-------- Available records --------

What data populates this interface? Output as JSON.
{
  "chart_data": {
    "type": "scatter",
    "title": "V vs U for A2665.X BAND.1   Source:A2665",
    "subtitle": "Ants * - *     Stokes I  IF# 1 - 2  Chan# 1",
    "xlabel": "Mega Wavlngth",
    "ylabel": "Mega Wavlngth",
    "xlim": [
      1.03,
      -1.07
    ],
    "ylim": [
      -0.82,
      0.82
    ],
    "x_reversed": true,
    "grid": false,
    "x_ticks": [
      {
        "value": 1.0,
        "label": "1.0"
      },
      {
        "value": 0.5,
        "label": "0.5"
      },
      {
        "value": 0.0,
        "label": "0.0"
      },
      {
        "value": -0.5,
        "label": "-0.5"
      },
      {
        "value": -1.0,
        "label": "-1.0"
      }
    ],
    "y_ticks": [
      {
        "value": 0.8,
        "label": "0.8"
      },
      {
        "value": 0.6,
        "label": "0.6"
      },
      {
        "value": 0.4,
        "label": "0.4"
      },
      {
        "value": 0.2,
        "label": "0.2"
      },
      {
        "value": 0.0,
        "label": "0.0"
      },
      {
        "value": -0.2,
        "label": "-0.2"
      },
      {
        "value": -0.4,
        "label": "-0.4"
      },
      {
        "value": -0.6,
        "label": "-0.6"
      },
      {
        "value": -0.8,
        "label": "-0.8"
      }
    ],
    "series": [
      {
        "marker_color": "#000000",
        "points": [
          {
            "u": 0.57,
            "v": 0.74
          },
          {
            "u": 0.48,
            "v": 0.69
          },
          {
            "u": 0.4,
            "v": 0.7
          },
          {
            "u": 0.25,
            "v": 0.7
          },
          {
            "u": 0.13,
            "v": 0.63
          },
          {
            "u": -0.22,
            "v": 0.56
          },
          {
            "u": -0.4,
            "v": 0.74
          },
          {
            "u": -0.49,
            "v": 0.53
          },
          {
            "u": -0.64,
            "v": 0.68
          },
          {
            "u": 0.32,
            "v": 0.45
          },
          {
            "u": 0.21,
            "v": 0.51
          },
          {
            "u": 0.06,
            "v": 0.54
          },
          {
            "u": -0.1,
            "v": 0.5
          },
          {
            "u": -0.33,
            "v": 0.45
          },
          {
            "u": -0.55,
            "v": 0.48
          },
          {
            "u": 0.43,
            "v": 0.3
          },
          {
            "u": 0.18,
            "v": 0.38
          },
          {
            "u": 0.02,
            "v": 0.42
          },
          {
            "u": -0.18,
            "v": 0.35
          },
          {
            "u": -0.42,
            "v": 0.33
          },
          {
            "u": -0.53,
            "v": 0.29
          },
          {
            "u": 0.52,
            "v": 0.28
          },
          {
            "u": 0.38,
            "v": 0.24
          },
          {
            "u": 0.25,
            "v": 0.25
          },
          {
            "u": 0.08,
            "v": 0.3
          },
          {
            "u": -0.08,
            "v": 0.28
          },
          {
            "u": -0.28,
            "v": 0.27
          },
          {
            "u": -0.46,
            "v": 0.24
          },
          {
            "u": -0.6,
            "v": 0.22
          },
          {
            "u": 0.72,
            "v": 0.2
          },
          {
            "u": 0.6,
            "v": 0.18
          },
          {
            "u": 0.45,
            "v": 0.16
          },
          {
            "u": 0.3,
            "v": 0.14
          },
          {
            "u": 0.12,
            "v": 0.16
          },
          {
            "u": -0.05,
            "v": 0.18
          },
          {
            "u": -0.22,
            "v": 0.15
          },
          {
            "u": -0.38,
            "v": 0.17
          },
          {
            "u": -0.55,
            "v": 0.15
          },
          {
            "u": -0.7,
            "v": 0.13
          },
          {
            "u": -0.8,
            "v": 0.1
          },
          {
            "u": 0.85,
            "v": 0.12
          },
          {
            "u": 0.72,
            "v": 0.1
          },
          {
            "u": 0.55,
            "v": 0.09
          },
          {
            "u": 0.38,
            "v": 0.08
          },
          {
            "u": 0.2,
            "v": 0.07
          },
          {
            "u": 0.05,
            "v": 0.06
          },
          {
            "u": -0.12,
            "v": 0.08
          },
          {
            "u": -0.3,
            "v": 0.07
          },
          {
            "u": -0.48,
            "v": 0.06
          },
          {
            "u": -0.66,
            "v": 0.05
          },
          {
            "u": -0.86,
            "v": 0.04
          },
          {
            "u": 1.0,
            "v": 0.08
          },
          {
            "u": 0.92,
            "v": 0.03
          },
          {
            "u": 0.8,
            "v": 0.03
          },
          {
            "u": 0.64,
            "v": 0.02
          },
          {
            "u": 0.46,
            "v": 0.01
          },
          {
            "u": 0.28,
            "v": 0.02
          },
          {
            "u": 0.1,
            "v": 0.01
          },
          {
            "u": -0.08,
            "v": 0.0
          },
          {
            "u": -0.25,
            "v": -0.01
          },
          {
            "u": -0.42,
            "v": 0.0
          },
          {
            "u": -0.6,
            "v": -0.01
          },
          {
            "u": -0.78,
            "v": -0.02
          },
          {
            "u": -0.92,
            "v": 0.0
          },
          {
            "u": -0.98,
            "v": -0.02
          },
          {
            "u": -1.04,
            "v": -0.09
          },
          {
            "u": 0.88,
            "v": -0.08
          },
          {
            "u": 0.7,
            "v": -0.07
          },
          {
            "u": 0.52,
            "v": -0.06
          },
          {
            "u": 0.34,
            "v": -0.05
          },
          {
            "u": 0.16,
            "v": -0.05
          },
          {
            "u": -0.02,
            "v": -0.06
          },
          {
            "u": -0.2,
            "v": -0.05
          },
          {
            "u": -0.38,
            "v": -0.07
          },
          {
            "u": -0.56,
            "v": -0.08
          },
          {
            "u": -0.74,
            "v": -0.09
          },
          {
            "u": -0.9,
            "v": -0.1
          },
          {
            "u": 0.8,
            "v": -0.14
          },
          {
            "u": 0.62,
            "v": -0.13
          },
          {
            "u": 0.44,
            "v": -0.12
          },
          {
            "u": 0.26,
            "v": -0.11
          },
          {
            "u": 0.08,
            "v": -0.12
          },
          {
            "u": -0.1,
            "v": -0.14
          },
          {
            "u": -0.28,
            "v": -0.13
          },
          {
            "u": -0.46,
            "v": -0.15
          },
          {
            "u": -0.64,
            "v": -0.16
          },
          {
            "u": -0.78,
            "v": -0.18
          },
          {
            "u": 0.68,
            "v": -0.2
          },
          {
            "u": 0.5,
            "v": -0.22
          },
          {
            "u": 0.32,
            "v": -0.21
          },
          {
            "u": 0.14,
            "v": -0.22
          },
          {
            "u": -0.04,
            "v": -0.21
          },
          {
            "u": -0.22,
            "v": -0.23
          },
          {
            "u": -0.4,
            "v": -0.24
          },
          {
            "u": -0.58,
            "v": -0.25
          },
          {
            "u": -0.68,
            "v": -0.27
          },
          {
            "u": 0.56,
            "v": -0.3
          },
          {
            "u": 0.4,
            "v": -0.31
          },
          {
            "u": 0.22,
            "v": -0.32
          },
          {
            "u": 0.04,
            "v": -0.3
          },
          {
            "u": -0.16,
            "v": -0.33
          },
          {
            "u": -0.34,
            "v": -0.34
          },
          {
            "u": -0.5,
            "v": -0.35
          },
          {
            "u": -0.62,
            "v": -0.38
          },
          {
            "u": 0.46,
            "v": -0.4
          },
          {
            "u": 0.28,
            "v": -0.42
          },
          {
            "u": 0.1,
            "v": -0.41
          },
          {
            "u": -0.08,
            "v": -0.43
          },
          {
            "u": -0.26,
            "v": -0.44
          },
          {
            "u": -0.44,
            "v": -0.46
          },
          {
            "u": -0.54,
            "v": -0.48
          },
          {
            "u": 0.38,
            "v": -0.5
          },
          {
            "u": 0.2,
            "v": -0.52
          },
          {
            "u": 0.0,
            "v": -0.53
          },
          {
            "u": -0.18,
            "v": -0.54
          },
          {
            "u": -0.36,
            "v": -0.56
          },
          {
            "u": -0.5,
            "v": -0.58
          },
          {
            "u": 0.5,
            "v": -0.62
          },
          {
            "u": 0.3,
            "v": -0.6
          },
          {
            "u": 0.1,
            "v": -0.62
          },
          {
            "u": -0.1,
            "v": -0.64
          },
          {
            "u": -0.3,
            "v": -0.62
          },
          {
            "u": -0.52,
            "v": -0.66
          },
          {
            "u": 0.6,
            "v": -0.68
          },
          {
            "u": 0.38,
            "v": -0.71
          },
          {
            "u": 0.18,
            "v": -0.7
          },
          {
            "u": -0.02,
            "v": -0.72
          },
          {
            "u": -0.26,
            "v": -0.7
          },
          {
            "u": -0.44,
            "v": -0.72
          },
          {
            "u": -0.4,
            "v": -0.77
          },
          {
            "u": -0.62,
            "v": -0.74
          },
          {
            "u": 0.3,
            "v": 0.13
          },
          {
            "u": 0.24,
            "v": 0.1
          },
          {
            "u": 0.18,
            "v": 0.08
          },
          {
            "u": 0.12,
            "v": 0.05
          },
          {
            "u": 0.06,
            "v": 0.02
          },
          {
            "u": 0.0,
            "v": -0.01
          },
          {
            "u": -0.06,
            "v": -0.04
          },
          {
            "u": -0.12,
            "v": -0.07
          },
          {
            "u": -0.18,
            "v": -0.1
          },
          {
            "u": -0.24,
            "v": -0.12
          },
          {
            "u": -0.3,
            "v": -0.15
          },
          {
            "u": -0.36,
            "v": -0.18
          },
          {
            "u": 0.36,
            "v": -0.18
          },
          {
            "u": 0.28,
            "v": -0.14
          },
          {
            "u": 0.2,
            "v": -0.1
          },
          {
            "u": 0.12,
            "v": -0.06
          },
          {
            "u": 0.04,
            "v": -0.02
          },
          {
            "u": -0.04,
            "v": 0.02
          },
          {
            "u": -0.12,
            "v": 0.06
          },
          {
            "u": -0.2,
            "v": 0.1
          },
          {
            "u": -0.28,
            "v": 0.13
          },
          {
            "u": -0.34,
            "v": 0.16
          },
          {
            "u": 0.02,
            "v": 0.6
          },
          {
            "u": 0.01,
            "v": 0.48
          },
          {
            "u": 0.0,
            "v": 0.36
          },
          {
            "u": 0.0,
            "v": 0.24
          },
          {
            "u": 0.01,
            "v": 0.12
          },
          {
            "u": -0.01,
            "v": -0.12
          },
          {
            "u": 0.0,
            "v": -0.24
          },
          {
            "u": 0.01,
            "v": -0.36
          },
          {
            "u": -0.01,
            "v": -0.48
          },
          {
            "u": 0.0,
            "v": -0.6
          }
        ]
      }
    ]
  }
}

--------

Within the material above, find the lines that contain the word "Mega"; copy them.

    "xlabel": "Mega Wavlngth",
    "ylabel": "Mega Wavlngth",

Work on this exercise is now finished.